* WRITTEN PROBLEM: Scan the data for "грам" and copy the lines it appears in.

* RECORD EXCERPTS:

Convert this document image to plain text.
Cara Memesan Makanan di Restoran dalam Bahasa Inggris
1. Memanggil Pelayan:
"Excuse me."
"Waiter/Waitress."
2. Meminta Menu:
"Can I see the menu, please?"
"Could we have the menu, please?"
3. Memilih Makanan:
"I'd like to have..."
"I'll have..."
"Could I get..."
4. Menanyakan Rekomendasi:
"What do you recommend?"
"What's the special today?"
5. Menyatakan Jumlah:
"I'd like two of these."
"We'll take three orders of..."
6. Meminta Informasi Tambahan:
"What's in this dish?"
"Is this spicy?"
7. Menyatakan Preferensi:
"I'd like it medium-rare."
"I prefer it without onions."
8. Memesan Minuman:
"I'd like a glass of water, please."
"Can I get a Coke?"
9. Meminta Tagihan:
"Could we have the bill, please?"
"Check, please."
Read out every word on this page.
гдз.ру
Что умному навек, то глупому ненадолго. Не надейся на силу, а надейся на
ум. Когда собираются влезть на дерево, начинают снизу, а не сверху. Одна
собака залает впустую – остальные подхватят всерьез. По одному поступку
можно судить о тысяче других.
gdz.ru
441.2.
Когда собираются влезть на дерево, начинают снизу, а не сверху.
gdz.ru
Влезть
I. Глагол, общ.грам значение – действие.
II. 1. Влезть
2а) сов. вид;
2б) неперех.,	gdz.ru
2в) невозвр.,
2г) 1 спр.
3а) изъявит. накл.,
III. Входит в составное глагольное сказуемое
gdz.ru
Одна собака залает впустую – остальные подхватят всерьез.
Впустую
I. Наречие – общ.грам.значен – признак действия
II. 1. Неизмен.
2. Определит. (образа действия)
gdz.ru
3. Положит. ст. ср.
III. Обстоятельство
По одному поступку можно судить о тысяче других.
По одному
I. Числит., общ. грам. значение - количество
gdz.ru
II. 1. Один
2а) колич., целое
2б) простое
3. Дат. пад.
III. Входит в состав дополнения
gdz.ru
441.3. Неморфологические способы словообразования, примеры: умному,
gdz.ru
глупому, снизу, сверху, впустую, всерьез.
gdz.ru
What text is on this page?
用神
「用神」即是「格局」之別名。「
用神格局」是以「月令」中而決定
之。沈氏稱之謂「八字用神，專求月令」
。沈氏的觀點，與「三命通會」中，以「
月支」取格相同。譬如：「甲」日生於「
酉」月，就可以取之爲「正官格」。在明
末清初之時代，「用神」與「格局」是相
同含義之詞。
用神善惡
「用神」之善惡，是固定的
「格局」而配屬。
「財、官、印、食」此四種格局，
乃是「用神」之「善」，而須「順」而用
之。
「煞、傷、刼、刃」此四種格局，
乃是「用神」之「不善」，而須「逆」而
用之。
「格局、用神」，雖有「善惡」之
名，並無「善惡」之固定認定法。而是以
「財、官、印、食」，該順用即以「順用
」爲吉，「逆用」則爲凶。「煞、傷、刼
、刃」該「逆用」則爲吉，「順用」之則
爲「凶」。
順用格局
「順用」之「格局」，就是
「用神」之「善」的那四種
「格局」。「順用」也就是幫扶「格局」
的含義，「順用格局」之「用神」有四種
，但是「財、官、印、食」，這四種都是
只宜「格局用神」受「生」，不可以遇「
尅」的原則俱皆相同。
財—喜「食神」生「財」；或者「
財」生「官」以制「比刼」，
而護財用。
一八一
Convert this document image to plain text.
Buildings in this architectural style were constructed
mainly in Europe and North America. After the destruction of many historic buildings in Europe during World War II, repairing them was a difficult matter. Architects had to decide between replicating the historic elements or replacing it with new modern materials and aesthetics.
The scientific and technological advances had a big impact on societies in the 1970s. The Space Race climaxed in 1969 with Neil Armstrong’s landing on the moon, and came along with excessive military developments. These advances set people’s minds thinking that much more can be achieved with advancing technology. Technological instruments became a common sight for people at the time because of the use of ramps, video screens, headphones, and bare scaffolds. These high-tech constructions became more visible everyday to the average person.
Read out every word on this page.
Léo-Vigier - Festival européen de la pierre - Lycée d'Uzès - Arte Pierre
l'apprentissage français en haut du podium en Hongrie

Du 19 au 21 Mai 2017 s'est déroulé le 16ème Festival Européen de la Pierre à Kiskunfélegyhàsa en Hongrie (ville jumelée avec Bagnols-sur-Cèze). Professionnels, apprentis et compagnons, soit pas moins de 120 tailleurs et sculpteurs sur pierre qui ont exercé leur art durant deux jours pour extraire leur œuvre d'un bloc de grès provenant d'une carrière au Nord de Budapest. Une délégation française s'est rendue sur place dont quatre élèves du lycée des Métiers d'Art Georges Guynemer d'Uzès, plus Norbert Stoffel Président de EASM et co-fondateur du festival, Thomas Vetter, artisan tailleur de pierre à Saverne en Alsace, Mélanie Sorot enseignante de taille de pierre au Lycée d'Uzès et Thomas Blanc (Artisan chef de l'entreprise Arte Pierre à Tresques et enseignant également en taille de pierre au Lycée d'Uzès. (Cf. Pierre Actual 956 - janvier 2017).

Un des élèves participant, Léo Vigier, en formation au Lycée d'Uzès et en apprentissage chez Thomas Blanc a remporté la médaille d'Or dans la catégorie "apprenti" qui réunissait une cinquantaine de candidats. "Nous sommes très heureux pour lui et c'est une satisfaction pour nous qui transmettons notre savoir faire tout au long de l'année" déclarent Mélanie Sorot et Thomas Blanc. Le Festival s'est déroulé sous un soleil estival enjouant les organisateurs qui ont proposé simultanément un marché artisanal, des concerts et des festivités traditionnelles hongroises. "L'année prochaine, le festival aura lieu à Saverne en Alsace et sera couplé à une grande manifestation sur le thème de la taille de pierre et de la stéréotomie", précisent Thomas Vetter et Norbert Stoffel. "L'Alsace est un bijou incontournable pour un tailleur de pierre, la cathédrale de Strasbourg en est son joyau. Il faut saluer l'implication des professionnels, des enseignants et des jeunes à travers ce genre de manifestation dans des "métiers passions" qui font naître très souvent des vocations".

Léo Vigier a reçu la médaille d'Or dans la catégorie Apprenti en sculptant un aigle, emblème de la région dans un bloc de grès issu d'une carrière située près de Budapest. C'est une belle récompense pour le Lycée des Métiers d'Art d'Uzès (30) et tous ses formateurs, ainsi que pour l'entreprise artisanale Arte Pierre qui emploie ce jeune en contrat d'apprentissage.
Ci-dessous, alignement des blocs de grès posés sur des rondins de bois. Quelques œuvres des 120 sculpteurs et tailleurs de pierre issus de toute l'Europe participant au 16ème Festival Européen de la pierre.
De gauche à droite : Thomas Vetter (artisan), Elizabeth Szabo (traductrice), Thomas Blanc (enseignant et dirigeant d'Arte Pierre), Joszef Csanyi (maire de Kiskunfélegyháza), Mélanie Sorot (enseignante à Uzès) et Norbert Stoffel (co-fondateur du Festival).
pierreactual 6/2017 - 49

* WRITTEN SOLUTION:
I. Глагол, общ.грам значение – действие.
I. Наречие – общ.грам.значен – признак действия
I. Числит., общ. грам. значение - количество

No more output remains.